- Task brief -
Transcribe the full listing below exactly.

- Provided data -
★ ★ ★ ★
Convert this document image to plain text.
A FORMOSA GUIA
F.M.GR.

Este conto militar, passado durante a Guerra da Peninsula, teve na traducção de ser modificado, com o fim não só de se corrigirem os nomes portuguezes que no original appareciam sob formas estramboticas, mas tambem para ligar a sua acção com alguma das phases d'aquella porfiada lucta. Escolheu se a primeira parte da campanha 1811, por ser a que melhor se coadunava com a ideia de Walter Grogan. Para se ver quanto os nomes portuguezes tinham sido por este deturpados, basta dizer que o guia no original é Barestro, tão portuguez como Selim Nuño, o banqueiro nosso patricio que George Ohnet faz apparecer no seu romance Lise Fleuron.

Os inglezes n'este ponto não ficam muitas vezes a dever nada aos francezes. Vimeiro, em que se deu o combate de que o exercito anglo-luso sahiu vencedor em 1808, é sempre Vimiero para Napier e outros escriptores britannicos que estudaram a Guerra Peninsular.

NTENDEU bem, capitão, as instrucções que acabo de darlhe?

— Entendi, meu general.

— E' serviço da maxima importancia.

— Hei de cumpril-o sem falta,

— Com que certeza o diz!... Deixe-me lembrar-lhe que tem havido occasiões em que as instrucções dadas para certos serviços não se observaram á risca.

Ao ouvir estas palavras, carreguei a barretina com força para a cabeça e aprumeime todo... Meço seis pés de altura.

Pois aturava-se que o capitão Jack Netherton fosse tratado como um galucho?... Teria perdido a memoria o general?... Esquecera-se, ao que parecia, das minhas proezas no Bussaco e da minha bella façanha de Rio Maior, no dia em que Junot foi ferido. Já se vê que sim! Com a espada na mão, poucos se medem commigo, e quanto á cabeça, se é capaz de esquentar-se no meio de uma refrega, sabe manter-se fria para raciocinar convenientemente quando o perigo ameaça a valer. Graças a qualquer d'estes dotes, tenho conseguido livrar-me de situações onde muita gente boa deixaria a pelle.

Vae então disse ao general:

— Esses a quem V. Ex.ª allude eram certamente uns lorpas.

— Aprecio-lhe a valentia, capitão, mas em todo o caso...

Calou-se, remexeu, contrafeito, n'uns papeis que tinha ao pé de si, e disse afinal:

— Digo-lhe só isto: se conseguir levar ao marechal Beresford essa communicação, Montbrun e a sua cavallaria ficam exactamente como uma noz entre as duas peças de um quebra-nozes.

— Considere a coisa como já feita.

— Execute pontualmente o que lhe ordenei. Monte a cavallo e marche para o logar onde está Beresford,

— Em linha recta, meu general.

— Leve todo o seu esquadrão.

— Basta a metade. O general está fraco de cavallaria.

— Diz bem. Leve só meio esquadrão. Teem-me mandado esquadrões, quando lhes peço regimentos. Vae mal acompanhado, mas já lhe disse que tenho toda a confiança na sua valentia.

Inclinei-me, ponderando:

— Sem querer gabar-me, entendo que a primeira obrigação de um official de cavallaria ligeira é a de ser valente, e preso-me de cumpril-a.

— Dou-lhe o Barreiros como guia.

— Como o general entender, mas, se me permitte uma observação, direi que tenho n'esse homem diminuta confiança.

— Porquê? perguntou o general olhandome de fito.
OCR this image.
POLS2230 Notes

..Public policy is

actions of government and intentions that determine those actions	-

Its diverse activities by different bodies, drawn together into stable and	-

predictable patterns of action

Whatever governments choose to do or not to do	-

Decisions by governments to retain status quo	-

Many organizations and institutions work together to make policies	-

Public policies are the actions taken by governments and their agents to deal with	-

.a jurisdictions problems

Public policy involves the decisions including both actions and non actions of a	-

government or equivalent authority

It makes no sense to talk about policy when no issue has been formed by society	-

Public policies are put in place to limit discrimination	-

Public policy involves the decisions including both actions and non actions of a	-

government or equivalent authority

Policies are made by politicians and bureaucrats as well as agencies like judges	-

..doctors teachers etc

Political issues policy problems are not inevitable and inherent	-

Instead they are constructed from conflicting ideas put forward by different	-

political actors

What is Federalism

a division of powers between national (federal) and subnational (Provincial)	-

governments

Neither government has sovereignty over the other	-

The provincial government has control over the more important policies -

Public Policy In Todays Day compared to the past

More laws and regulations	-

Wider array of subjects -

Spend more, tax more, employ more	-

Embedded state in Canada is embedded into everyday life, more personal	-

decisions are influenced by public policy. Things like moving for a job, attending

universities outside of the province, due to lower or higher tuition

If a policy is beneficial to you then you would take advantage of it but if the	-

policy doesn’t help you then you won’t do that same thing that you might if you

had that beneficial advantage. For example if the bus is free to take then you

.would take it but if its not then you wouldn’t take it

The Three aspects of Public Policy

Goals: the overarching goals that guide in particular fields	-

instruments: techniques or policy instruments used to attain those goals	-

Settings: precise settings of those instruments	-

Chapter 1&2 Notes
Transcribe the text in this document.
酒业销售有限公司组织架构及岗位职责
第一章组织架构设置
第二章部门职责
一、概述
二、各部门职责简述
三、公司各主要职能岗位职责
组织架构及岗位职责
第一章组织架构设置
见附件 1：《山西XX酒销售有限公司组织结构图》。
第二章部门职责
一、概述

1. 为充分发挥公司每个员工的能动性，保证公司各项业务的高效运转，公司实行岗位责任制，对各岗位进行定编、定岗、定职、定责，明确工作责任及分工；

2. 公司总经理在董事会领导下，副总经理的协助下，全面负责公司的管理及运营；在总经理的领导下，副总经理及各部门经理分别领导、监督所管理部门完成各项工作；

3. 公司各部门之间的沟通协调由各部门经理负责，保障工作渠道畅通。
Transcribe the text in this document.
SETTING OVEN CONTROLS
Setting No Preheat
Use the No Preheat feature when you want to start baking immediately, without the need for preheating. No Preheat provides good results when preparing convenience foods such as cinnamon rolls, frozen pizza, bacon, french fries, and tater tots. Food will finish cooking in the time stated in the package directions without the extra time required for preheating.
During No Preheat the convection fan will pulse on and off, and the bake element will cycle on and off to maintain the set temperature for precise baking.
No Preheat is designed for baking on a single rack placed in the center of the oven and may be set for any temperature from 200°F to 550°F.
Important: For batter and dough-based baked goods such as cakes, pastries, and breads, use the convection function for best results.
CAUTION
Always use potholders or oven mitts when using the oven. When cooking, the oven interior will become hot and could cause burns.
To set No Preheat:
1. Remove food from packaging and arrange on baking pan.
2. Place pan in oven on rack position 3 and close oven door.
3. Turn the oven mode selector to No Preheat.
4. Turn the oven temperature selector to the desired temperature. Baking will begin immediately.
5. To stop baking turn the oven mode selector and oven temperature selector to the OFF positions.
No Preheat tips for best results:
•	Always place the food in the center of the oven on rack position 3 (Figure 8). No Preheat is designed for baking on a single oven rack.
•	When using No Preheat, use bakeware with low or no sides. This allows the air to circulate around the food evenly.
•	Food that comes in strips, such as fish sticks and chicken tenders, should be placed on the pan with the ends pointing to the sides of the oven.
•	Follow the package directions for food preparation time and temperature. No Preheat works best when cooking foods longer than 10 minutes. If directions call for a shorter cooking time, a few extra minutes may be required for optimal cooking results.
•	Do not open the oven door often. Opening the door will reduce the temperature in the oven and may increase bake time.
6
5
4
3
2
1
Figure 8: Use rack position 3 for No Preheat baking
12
★ ★ ★ ★
- Result of the task -
Convert this document image to plain text.
A FORMOSA GUIA
F.M.GR.

Este conto militar, passado durante a Guerra da Peninsula, teve na traducção de ser modificado, com o fim não só de se corrigirem os nomes portuguezes que no original appareciam sob formas estramboticas, mas tambem para ligar a sua acção com alguma das phases d'aquella porfiada lucta. Escolheu se a primeira parte da campanha 1811, por ser a que melhor se coadunava com a ideia de Walter Grogan. Para se ver quanto os nomes portuguezes tinham sido por este deturpados, basta dizer que o guia no original é Barestro, tão portuguez como Selim Nuño, o banqueiro nosso patricio que George Ohnet faz apparecer no seu romance Lise Fleuron.

Os inglezes n'este ponto não ficam muitas vezes a dever nada aos francezes. Vimeiro, em que se deu o combate de que o exercito anglo-luso sahiu vencedor em 1808, é sempre Vimiero para Napier e outros escriptores britannicos que estudaram a Guerra Peninsular.

NTENDEU bem, capitão, as instrucções que acabo de darlhe?

— Entendi, meu general.

— E' serviço da maxima importancia.

— Hei de cumpril-o sem falta,

— Com que certeza o diz!... Deixe-me lembrar-lhe que tem havido occasiões em que as instrucções dadas para certos serviços não se observaram á risca.

Ao ouvir estas palavras, carreguei a barretina com força para a cabeça e aprumeime todo... Meço seis pés de altura.

Pois aturava-se que o capitão Jack Netherton fosse tratado como um galucho?... Teria perdido a memoria o general?... Esquecera-se, ao que parecia, das minhas proezas no Bussaco e da minha bella façanha de Rio Maior, no dia em que Junot foi ferido. Já se vê que sim! Com a espada na mão, poucos se medem commigo, e quanto á cabeça, se é capaz de esquentar-se no meio de uma refrega, sabe manter-se fria para raciocinar convenientemente quando o perigo ameaça a valer. Graças a qualquer d'estes dotes, tenho conseguido livrar-me de situações onde muita gente boa deixaria a pelle.

Vae então disse ao general:

— Esses a quem V. Ex.ª allude eram certamente uns lorpas.

— Aprecio-lhe a valentia, capitão, mas em todo o caso...

Calou-se, remexeu, contrafeito, n'uns papeis que tinha ao pé de si, e disse afinal:

— Digo-lhe só isto: se conseguir levar ao marechal Beresford essa communicação, Montbrun e a sua cavallaria ficam exactamente como uma noz entre as duas peças de um quebra-nozes.

— Considere a coisa como já feita.

— Execute pontualmente o que lhe ordenei. Monte a cavallo e marche para o logar onde está Beresford,

— Em linha recta, meu general.

— Leve todo o seu esquadrão.

— Basta a metade. O general está fraco de cavallaria.

— Diz bem. Leve só meio esquadrão. Teem-me mandado esquadrões, quando lhes peço regimentos. Vae mal acompanhado, mas já lhe disse que tenho toda a confiança na sua valentia.

Inclinei-me, ponderando:

— Sem querer gabar-me, entendo que a primeira obrigação de um official de cavallaria ligeira é a de ser valente, e preso-me de cumpril-a.

— Dou-lhe o Barreiros como guia.

— Como o general entender, mas, se me permitte uma observação, direi que tenho n'esse homem diminuta confiança.

— Porquê? perguntou o general olhandome de fito.
OCR this image.
POLS2230 Notes

..Public policy is

actions of government and intentions that determine those actions	-

Its diverse activities by different bodies, drawn together into stable and	-

predictable patterns of action

Whatever governments choose to do or not to do	-

Decisions by governments to retain status quo	-

Many organizations and institutions work together to make policies	-

Public policies are the actions taken by governments and their agents to deal with	-

.a jurisdictions problems

Public policy involves the decisions including both actions and non actions of a	-

government or equivalent authority

It makes no sense to talk about policy when no issue has been formed by society	-

Public policies are put in place to limit discrimination	-

Public policy involves the decisions including both actions and non actions of a	-

government or equivalent authority

Policies are made by politicians and bureaucrats as well as agencies like judges	-

..doctors teachers etc

Political issues policy problems are not inevitable and inherent	-

Instead they are constructed from conflicting ideas put forward by different	-

political actors

What is Federalism

a division of powers between national (federal) and subnational (Provincial)	-

governments

Neither government has sovereignty over the other	-

The provincial government has control over the more important policies -

Public Policy In Todays Day compared to the past

More laws and regulations	-

Wider array of subjects -

Spend more, tax more, employ more	-

Embedded state in Canada is embedded into everyday life, more personal	-

decisions are influenced by public policy. Things like moving for a job, attending

universities outside of the province, due to lower or higher tuition

If a policy is beneficial to you then you would take advantage of it but if the	-

policy doesn’t help you then you won’t do that same thing that you might if you

had that beneficial advantage. For example if the bus is free to take then you

.would take it but if its not then you wouldn’t take it

The Three aspects of Public Policy

Goals: the overarching goals that guide in particular fields	-

instruments: techniques or policy instruments used to attain those goals	-

Settings: precise settings of those instruments	-

Chapter 1&2 Notes
Transcribe the text in this document.
酒业销售有限公司组织架构及岗位职责
第一章组织架构设置
第二章部门职责
一、概述
二、各部门职责简述
三、公司各主要职能岗位职责
组织架构及岗位职责
第一章组织架构设置
见附件 1：《山西XX酒销售有限公司组织结构图》。
第二章部门职责
一、概述

1. 为充分发挥公司每个员工的能动性，保证公司各项业务的高效运转，公司实行岗位责任制，对各岗位进行定编、定岗、定职、定责，明确工作责任及分工；

2. 公司总经理在董事会领导下，副总经理的协助下，全面负责公司的管理及运营；在总经理的领导下，副总经理及各部门经理分别领导、监督所管理部门完成各项工作；

3. 公司各部门之间的沟通协调由各部门经理负责，保障工作渠道畅通。
Transcribe the text in this document.
SETTING OVEN CONTROLS
Setting No Preheat
Use the No Preheat feature when you want to start baking immediately, without the need for preheating. No Preheat provides good results when preparing convenience foods such as cinnamon rolls, frozen pizza, bacon, french fries, and tater tots. Food will finish cooking in the time stated in the package directions without the extra time required for preheating.
During No Preheat the convection fan will pulse on and off, and the bake element will cycle on and off to maintain the set temperature for precise baking.
No Preheat is designed for baking on a single rack placed in the center of the oven and may be set for any temperature from 200°F to 550°F.
Important: For batter and dough-based baked goods such as cakes, pastries, and breads, use the convection function for best results.
CAUTION
Always use potholders or oven mitts when using the oven. When cooking, the oven interior will become hot and could cause burns.
To set No Preheat:
1. Remove food from packaging and arrange on baking pan.
2. Place pan in oven on rack position 3 and close oven door.
3. Turn the oven mode selector to No Preheat.
4. Turn the oven temperature selector to the desired temperature. Baking will begin immediately.
5. To stop baking turn the oven mode selector and oven temperature selector to the OFF positions.
No Preheat tips for best results:
•	Always place the food in the center of the oven on rack position 3 (Figure 8). No Preheat is designed for baking on a single oven rack.
•	When using No Preheat, use bakeware with low or no sides. This allows the air to circulate around the food evenly.
•	Food that comes in strips, such as fish sticks and chicken tenders, should be placed on the pan with the ends pointing to the sides of the oven.
•	Follow the package directions for food preparation time and temperature. No Preheat works best when cooking foods longer than 10 minutes. If directions call for a shorter cooking time, a few extra minutes may be required for optimal cooking results.
•	Do not open the oven door often. Opening the door will reduce the temperature in the oven and may increase bake time.
6
5
4
3
2
1
Figure 8: Use rack position 3 for No Preheat baking
12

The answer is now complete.